» **Exercise details**: Extract all of the entries and set them down verbatim.

» **Supplied material**:

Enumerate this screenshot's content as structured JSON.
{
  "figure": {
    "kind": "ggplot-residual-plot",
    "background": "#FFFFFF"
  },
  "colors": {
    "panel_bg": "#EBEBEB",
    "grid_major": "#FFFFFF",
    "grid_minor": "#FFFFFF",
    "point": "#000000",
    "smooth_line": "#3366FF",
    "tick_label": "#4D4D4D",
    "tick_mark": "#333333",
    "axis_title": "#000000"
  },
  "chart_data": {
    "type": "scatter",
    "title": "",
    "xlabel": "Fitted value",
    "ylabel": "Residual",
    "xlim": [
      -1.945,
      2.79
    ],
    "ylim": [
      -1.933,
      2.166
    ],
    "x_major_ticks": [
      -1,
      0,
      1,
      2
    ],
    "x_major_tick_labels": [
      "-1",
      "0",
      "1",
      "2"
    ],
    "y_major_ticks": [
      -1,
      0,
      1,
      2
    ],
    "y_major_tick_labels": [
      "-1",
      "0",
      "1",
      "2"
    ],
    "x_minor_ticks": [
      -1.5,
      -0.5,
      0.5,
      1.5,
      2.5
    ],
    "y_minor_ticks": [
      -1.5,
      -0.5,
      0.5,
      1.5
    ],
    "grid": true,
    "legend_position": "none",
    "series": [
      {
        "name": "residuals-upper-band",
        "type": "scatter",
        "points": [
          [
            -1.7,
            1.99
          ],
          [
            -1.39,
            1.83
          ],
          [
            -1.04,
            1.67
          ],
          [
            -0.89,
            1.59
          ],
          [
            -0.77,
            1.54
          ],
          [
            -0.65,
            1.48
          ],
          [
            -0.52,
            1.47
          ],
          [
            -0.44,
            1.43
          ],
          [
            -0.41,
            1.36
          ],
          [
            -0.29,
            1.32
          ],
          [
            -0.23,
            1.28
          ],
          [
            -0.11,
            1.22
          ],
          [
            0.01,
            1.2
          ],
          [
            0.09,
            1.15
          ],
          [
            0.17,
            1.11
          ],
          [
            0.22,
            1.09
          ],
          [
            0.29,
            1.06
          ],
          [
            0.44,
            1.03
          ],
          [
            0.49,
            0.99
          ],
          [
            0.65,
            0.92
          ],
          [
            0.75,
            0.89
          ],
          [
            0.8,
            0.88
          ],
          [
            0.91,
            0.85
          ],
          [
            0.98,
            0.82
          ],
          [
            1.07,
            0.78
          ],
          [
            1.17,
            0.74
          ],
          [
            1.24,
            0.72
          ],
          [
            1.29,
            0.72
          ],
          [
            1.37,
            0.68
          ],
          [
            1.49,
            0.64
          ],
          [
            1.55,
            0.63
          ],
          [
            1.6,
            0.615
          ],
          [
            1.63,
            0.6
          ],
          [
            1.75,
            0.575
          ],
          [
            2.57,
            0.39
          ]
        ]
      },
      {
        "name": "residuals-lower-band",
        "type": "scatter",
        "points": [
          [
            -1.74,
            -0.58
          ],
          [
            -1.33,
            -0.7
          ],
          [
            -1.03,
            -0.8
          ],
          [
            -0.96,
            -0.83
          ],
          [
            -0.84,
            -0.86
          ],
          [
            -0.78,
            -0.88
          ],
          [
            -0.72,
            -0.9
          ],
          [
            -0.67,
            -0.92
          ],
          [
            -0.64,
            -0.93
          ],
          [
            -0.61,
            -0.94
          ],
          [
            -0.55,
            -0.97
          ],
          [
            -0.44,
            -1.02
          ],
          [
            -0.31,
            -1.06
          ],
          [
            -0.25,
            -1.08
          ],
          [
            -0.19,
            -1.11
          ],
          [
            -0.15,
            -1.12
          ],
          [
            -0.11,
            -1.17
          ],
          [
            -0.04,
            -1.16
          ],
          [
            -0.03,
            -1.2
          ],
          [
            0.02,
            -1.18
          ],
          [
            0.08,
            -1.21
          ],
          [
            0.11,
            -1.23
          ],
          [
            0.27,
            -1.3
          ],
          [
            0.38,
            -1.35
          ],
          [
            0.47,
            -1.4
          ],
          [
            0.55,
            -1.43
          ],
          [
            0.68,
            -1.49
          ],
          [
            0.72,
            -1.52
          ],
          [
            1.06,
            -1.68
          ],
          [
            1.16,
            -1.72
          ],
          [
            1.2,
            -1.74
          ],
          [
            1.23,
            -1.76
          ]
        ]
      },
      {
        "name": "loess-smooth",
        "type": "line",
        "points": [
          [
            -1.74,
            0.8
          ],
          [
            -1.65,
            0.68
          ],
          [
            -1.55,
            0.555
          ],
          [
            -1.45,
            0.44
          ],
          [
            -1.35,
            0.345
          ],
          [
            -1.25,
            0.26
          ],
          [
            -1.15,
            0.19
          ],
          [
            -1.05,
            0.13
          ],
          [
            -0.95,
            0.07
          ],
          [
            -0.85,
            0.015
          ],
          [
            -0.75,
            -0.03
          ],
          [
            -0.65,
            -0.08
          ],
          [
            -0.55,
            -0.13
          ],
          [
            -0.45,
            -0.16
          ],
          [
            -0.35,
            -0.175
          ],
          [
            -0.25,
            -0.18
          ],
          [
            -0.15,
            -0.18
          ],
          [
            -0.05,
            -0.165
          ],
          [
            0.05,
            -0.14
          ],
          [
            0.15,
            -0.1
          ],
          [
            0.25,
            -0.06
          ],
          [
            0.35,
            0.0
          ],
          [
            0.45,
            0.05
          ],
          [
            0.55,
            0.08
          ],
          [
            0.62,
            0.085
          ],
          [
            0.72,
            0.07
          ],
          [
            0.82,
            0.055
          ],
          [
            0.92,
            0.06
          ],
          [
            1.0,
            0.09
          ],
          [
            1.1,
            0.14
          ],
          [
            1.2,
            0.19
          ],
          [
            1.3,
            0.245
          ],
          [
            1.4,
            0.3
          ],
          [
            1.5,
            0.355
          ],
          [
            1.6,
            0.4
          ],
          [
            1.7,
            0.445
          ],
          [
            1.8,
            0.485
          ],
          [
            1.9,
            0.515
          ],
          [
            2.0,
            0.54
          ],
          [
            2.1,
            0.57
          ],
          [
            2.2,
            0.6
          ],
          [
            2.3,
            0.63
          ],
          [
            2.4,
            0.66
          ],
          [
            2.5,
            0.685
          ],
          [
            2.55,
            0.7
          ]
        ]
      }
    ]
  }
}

» **Exercise output**:
Enumerate this screenshot's content as structured JSON.
{
  "figure": {
    "kind": "ggplot-residual-plot",
    "background": "#FFFFFF"
  },
  "colors": {
    "panel_bg": "#EBEBEB",
    "grid_major": "#FFFFFF",
    "grid_minor": "#FFFFFF",
    "point": "#000000",
    "smooth_line": "#3366FF",
    "tick_label": "#4D4D4D",
    "tick_mark": "#333333",
    "axis_title": "#000000"
  },
  "chart_data": {
    "type": "scatter",
    "title": "",
    "xlabel": "Fitted value",
    "ylabel": "Residual",
    "xlim": [
      -1.945,
      2.79
    ],
    "ylim": [
      -1.933,
      2.166
    ],
    "x_major_ticks": [
      -1,
      0,
      1,
      2
    ],
    "x_major_tick_labels": [
      "-1",
      "0",
      "1",
      "2"
    ],
    "y_major_ticks": [
      -1,
      0,
      1,
      2
    ],
    "y_major_tick_labels": [
      "-1",
      "0",
      "1",
      "2"
    ],
    "x_minor_ticks": [
      -1.5,
      -0.5,
      0.5,
      1.5,
      2.5
    ],
    "y_minor_ticks": [
      -1.5,
      -0.5,
      0.5,
      1.5
    ],
    "grid": true,
    "legend_position": "none",
    "series": [
      {
        "name": "residuals-upper-band",
        "type": "scatter",
        "points": [
          [
            -1.7,
            1.99
          ],
          [
            -1.39,
            1.83
          ],
          [
            -1.04,
            1.67
          ],
          [
            -0.89,
            1.59
          ],
          [
            -0.77,
            1.54
          ],
          [
            -0.65,
            1.48
          ],
          [
            -0.52,
            1.47
          ],
          [
            -0.44,
            1.43
          ],
          [
            -0.41,
            1.36
          ],
          [
            -0.29,
            1.32
          ],
          [
            -0.23,
            1.28
          ],
          [
            -0.11,
            1.22
          ],
          [
            0.01,
            1.2
          ],
          [
            0.09,
            1.15
          ],
          [
            0.17,
            1.11
          ],
          [
            0.22,
            1.09
          ],
          [
            0.29,
            1.06
          ],
          [
            0.44,
            1.03
          ],
          [
            0.49,
            0.99
          ],
          [
            0.65,
            0.92
          ],
          [
            0.75,
            0.89
          ],
          [
            0.8,
            0.88
          ],
          [
            0.91,
            0.85
          ],
          [
            0.98,
            0.82
          ],
          [
            1.07,
            0.78
          ],
          [
            1.17,
            0.74
          ],
          [
            1.24,
            0.72
          ],
          [
            1.29,
            0.72
          ],
          [
            1.37,
            0.68
          ],
          [
            1.49,
            0.64
          ],
          [
            1.55,
            0.63
          ],
          [
            1.6,
            0.615
          ],
          [
            1.63,
            0.6
          ],
          [
            1.75,
            0.575
          ],
          [
            2.57,
            0.39
          ]
        ]
      },
      {
        "name": "residuals-lower-band",
        "type": "scatter",
        "points": [
          [
            -1.74,
            -0.58
          ],
          [
            -1.33,
            -0.7
          ],
          [
            -1.03,
            -0.8
          ],
          [
            -0.96,
            -0.83
          ],
          [
            -0.84,
            -0.86
          ],
          [
            -0.78,
            -0.88
          ],
          [
            -0.72,
            -0.9
          ],
          [
            -0.67,
            -0.92
          ],
          [
            -0.64,
            -0.93
          ],
          [
            -0.61,
            -0.94
          ],
          [
            -0.55,
            -0.97
          ],
          [
            -0.44,
            -1.02
          ],
          [
            -0.31,
            -1.06
          ],
          [
            -0.25,
            -1.08
          ],
          [
            -0.19,
            -1.11
          ],
          [
            -0.15,
            -1.12
          ],
          [
            -0.11,
            -1.17
          ],
          [
            -0.04,
            -1.16
          ],
          [
            -0.03,
            -1.2
          ],
          [
            0.02,
            -1.18
          ],
          [
            0.08,
            -1.21
          ],
          [
            0.11,
            -1.23
          ],
          [
            0.27,
            -1.3
          ],
          [
            0.38,
            -1.35
          ],
          [
            0.47,
            -1.4
          ],
          [
            0.55,
            -1.43
          ],
          [
            0.68,
            -1.49
          ],
          [
            0.72,
            -1.52
          ],
          [
            1.06,
            -1.68
          ],
          [
            1.16,
            -1.72
          ],
          [
            1.2,
            -1.74
          ],
          [
            1.23,
            -1.76
          ]
        ]
      },
      {
        "name": "loess-smooth",
        "type": "line",
        "points": [
          [
            -1.74,
            0.8
          ],
          [
            -1.65,
            0.68
          ],
          [
            -1.55,
            0.555
          ],
          [
            -1.45,
            0.44
          ],
          [
            -1.35,
            0.345
          ],
          [
            -1.25,
            0.26
          ],
          [
            -1.15,
            0.19
          ],
          [
            -1.05,
            0.13
          ],
          [
            -0.95,
            0.07
          ],
          [
            -0.85,
            0.015
          ],
          [
            -0.75,
            -0.03
          ],
          [
            -0.65,
            -0.08
          ],
          [
            -0.55,
            -0.13
          ],
          [
            -0.45,
            -0.16
          ],
          [
            -0.35,
            -0.175
          ],
          [
            -0.25,
            -0.18
          ],
          [
            -0.15,
            -0.18
          ],
          [
            -0.05,
            -0.165
          ],
          [
            0.05,
            -0.14
          ],
          [
            0.15,
            -0.1
          ],
          [
            0.25,
            -0.06
          ],
          [
            0.35,
            0.0
          ],
          [
            0.45,
            0.05
          ],
          [
            0.55,
            0.08
          ],
          [
            0.62,
            0.085
          ],
          [
            0.72,
            0.07
          ],
          [
            0.82,
            0.055
          ],
          [
            0.92,
            0.06
          ],
          [
            1.0,
            0.09
          ],
          [
            1.1,
            0.14
          ],
          [
            1.2,
            0.19
          ],
          [
            1.3,
            0.245
          ],
          [
            1.4,
            0.3
          ],
          [
            1.5,
            0.355
          ],
          [
            1.6,
            0.4
          ],
          [
            1.7,
            0.445
          ],
          [
            1.8,
            0.485
          ],
          [
            1.9,
            0.515
          ],
          [
            2.0,
            0.54
          ],
          [
            2.1,
            0.57
          ],
          [
            2.2,
            0.6
          ],
          [
            2.3,
            0.63
          ],
          [
            2.4,
            0.66
          ],
          [
            2.5,
            0.685
          ],
          [
            2.55,
            0.7
          ]
        ]
      }
    ]
  }
}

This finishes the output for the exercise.